- [Exercise instructions]: Read the records below. Copy each line where the string "кислоты" occurs.

[Records excerpted from a collection]

--------------------------------

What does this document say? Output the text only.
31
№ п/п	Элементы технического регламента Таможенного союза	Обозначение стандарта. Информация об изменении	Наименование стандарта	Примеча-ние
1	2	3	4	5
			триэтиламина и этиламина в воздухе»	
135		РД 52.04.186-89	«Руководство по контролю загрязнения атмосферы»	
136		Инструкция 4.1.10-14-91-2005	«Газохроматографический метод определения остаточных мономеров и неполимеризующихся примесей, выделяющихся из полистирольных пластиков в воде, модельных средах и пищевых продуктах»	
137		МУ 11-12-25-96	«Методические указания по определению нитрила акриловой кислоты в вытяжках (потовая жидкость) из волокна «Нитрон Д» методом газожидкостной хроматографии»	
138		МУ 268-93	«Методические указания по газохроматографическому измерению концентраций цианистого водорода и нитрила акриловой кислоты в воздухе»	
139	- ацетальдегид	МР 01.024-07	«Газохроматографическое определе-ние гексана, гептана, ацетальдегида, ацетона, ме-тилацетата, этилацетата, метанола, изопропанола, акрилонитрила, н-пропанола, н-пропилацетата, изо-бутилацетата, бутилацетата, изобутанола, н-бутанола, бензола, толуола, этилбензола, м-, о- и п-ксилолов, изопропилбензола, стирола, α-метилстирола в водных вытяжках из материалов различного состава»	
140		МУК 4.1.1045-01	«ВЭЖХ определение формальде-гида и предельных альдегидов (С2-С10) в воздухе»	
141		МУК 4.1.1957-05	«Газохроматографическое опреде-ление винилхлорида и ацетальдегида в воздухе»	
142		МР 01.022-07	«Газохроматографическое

--------------------------------

- [Full answer]:
137		МУ 11-12-25-96	«Методические указания по определению нитрила акриловой кислоты в вытяжках (потовая жидкость) из волокна «Нитрон Д» методом газожидкостной хроматографии»	
138		МУ 268-93	«Методические указания по газохроматографическому измерению концентраций цианистого водорода и нитрила акриловой кислоты в воздухе»	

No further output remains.